§ Goal
Retype the material that follows, keeping every word as it is.

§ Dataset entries
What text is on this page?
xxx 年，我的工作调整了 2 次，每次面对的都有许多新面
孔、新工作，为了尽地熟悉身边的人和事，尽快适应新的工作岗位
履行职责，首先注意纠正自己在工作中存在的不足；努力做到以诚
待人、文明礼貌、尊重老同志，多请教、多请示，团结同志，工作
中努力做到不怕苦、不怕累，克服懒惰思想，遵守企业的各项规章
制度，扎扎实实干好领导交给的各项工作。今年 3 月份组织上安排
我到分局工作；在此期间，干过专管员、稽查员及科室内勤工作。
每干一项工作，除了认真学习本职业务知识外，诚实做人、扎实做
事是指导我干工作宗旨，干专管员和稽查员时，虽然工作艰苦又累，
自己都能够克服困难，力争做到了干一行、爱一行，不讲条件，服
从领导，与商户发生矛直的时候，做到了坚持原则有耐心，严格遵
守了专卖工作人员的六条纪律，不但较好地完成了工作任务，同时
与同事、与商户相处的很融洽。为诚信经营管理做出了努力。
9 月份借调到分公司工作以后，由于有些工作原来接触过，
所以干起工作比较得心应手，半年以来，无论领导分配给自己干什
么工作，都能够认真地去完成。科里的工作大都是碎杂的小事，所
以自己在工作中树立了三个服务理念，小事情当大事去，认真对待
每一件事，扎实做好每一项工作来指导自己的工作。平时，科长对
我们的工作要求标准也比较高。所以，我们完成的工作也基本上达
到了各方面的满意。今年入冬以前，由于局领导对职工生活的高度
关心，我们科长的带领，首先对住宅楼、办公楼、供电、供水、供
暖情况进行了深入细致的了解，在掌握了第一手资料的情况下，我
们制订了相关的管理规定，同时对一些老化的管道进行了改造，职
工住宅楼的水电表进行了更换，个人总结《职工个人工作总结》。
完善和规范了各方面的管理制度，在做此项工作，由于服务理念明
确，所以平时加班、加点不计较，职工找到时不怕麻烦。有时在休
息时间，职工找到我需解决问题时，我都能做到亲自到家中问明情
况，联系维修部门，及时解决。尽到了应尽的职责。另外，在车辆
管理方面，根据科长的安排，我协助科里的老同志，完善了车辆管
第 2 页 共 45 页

§ Complete answer
What text is on this page?
xxx 年，我的工作调整了 2 次，每次面对的都有许多新面
孔、新工作，为了尽地熟悉身边的人和事，尽快适应新的工作岗位
履行职责，首先注意纠正自己在工作中存在的不足；努力做到以诚
待人、文明礼貌、尊重老同志，多请教、多请示，团结同志，工作
中努力做到不怕苦、不怕累，克服懒惰思想，遵守企业的各项规章
制度，扎扎实实干好领导交给的各项工作。今年 3 月份组织上安排
我到分局工作；在此期间，干过专管员、稽查员及科室内勤工作。
每干一项工作，除了认真学习本职业务知识外，诚实做人、扎实做
事是指导我干工作宗旨，干专管员和稽查员时，虽然工作艰苦又累，
自己都能够克服困难，力争做到了干一行、爱一行，不讲条件，服
从领导，与商户发生矛直的时候，做到了坚持原则有耐心，严格遵
守了专卖工作人员的六条纪律，不但较好地完成了工作任务，同时
与同事、与商户相处的很融洽。为诚信经营管理做出了努力。
9 月份借调到分公司工作以后，由于有些工作原来接触过，
所以干起工作比较得心应手，半年以来，无论领导分配给自己干什
么工作，都能够认真地去完成。科里的工作大都是碎杂的小事，所
以自己在工作中树立了三个服务理念，小事情当大事去，认真对待
每一件事，扎实做好每一项工作来指导自己的工作。平时，科长对
我们的工作要求标准也比较高。所以，我们完成的工作也基本上达
到了各方面的满意。今年入冬以前，由于局领导对职工生活的高度
关心，我们科长的带领，首先对住宅楼、办公楼、供电、供水、供
暖情况进行了深入细致的了解，在掌握了第一手资料的情况下，我
们制订了相关的管理规定，同时对一些老化的管道进行了改造，职
工住宅楼的水电表进行了更换，个人总结《职工个人工作总结》。
完善和规范了各方面的管理制度，在做此项工作，由于服务理念明
确，所以平时加班、加点不计较，职工找到时不怕麻烦。有时在休
息时间，职工找到我需解决问题时，我都能做到亲自到家中问明情
况，联系维修部门，及时解决。尽到了应尽的职责。另外，在车辆
管理方面，根据科长的安排，我协助科里的老同志，完善了车辆管
第 2 页 共 45 页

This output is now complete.